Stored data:
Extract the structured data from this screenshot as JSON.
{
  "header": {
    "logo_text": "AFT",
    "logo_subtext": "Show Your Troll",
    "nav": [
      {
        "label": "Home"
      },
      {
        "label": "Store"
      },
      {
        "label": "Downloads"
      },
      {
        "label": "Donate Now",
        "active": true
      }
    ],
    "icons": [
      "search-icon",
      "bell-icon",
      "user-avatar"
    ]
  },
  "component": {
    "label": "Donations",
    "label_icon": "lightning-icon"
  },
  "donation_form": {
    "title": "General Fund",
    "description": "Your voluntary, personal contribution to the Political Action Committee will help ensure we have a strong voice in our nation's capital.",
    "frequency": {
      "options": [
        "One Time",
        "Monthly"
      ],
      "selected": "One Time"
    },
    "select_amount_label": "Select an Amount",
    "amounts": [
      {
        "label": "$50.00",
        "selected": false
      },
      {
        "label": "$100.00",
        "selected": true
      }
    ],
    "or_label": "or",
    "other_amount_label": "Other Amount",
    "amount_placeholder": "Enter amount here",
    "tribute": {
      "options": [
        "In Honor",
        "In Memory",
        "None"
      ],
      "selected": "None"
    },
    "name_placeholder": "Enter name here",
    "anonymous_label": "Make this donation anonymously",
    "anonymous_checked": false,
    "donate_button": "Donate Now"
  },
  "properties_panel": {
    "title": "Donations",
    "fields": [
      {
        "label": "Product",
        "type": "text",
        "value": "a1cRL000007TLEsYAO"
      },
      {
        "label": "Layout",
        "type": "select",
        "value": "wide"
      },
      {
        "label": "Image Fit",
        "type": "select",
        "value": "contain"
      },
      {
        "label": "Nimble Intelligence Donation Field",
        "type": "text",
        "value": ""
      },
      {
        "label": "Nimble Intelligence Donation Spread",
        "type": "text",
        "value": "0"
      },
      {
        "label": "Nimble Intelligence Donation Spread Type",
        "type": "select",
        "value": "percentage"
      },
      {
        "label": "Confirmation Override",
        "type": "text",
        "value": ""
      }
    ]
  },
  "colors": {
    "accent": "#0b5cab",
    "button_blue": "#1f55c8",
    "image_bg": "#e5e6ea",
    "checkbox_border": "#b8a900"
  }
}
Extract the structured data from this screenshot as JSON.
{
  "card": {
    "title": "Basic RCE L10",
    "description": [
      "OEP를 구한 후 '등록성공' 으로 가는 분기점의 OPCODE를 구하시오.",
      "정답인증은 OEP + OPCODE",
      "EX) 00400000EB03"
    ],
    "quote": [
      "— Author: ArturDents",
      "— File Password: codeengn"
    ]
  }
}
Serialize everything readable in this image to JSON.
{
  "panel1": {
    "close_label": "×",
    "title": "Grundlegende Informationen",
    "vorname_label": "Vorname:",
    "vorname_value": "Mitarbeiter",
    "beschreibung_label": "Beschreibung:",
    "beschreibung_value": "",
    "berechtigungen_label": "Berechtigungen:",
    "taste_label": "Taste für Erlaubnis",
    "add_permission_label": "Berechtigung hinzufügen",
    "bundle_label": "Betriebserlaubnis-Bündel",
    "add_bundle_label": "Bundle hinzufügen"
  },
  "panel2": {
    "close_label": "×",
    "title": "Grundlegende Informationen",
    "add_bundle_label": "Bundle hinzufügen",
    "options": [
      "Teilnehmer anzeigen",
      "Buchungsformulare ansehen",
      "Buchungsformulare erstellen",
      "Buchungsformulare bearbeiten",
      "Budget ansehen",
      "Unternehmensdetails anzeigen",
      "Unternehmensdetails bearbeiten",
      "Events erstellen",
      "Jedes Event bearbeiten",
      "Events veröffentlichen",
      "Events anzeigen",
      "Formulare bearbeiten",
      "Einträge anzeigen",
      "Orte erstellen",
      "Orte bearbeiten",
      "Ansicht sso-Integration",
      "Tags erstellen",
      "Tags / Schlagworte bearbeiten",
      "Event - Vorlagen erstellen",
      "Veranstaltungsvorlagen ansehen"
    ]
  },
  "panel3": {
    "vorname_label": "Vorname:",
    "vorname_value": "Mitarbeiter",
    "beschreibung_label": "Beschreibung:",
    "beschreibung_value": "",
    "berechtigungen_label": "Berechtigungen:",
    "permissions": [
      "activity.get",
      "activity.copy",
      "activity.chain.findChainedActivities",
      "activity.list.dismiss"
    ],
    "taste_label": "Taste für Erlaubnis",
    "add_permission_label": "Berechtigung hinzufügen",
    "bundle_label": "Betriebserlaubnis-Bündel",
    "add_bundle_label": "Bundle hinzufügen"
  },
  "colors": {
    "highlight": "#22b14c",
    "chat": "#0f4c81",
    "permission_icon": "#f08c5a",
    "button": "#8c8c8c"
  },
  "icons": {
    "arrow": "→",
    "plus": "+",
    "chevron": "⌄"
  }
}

- [WHAT YOU SHOULD DO]: Please output the entries above, every line exactly as it reads.

- [REPLY TO THE EXERCISE]:
Extract the structured data from this screenshot as JSON.
{
  "header": {
    "logo_text": "AFT",
    "logo_subtext": "Show Your Troll",
    "nav": [
      {
        "label": "Home"
      },
      {
        "label": "Store"
      },
      {
        "label": "Downloads"
      },
      {
        "label": "Donate Now",
        "active": true
      }
    ],
    "icons": [
      "search-icon",
      "bell-icon",
      "user-avatar"
    ]
  },
  "component": {
    "label": "Donations",
    "label_icon": "lightning-icon"
  },
  "donation_form": {
    "title": "General Fund",
    "description": "Your voluntary, personal contribution to the Political Action Committee will help ensure we have a strong voice in our nation's capital.",
    "frequency": {
      "options": [
        "One Time",
        "Monthly"
      ],
      "selected": "One Time"
    },
    "select_amount_label": "Select an Amount",
    "amounts": [
      {
        "label": "$50.00",
        "selected": false
      },
      {
        "label": "$100.00",
        "selected": true
      }
    ],
    "or_label": "or",
    "other_amount_label": "Other Amount",
    "amount_placeholder": "Enter amount here",
    "tribute": {
      "options": [
        "In Honor",
        "In Memory",
        "None"
      ],
      "selected": "None"
    },
    "name_placeholder": "Enter name here",
    "anonymous_label": "Make this donation anonymously",
    "anonymous_checked": false,
    "donate_button": "Donate Now"
  },
  "properties_panel": {
    "title": "Donations",
    "fields": [
      {
        "label": "Product",
        "type": "text",
        "value": "a1cRL000007TLEsYAO"
      },
      {
        "label": "Layout",
        "type": "select",
        "value": "wide"
      },
      {
        "label": "Image Fit",
        "type": "select",
        "value": "contain"
      },
      {
        "label": "Nimble Intelligence Donation Field",
        "type": "text",
        "value": ""
      },
      {
        "label": "Nimble Intelligence Donation Spread",
        "type": "text",
        "value": "0"
      },
      {
        "label": "Nimble Intelligence Donation Spread Type",
        "type": "select",
        "value": "percentage"
      },
      {
        "label": "Confirmation Override",
        "type": "text",
        "value": ""
      }
    ]
  },
  "colors": {
    "accent": "#0b5cab",
    "button_blue": "#1f55c8",
    "image_bg": "#e5e6ea",
    "checkbox_border": "#b8a900"
  }
}
Extract the structured data from this screenshot as JSON.
{
  "card": {
    "title": "Basic RCE L10",
    "description": [
      "OEP를 구한 후 '등록성공' 으로 가는 분기점의 OPCODE를 구하시오.",
      "정답인증은 OEP + OPCODE",
      "EX) 00400000EB03"
    ],
    "quote": [
      "— Author: ArturDents",
      "— File Password: codeengn"
    ]
  }
}
Serialize everything readable in this image to JSON.
{
  "panel1": {
    "close_label": "×",
    "title": "Grundlegende Informationen",
    "vorname_label": "Vorname:",
    "vorname_value": "Mitarbeiter",
    "beschreibung_label": "Beschreibung:",
    "beschreibung_value": "",
    "berechtigungen_label": "Berechtigungen:",
    "taste_label": "Taste für Erlaubnis",
    "add_permission_label": "Berechtigung hinzufügen",
    "bundle_label": "Betriebserlaubnis-Bündel",
    "add_bundle_label": "Bundle hinzufügen"
  },
  "panel2": {
    "close_label": "×",
    "title": "Grundlegende Informationen",
    "add_bundle_label": "Bundle hinzufügen",
    "options": [
      "Teilnehmer anzeigen",
      "Buchungsformulare ansehen",
      "Buchungsformulare erstellen",
      "Buchungsformulare bearbeiten",
      "Budget ansehen",
      "Unternehmensdetails anzeigen",
      "Unternehmensdetails bearbeiten",
      "Events erstellen",
      "Jedes Event bearbeiten",
      "Events veröffentlichen",
      "Events anzeigen",
      "Formulare bearbeiten",
      "Einträge anzeigen",
      "Orte erstellen",
      "Orte bearbeiten",
      "Ansicht sso-Integration",
      "Tags erstellen",
      "Tags / Schlagworte bearbeiten",
      "Event - Vorlagen erstellen",
      "Veranstaltungsvorlagen ansehen"
    ]
  },
  "panel3": {
    "vorname_label": "Vorname:",
    "vorname_value": "Mitarbeiter",
    "beschreibung_label": "Beschreibung:",
    "beschreibung_value": "",
    "berechtigungen_label": "Berechtigungen:",
    "permissions": [
      "activity.get",
      "activity.copy",
      "activity.chain.findChainedActivities",
      "activity.list.dismiss"
    ],
    "taste_label": "Taste für Erlaubnis",
    "add_permission_label": "Berechtigung hinzufügen",
    "bundle_label": "Betriebserlaubnis-Bündel",
    "add_bundle_label": "Bundle hinzufügen"
  },
  "colors": {
    "highlight": "#22b14c",
    "chat": "#0f4c81",
    "permission_icon": "#f08c5a",
    "button": "#8c8c8c"
  },
  "icons": {
    "arrow": "→",
    "plus": "+",
    "chevron": "⌄"
  }
}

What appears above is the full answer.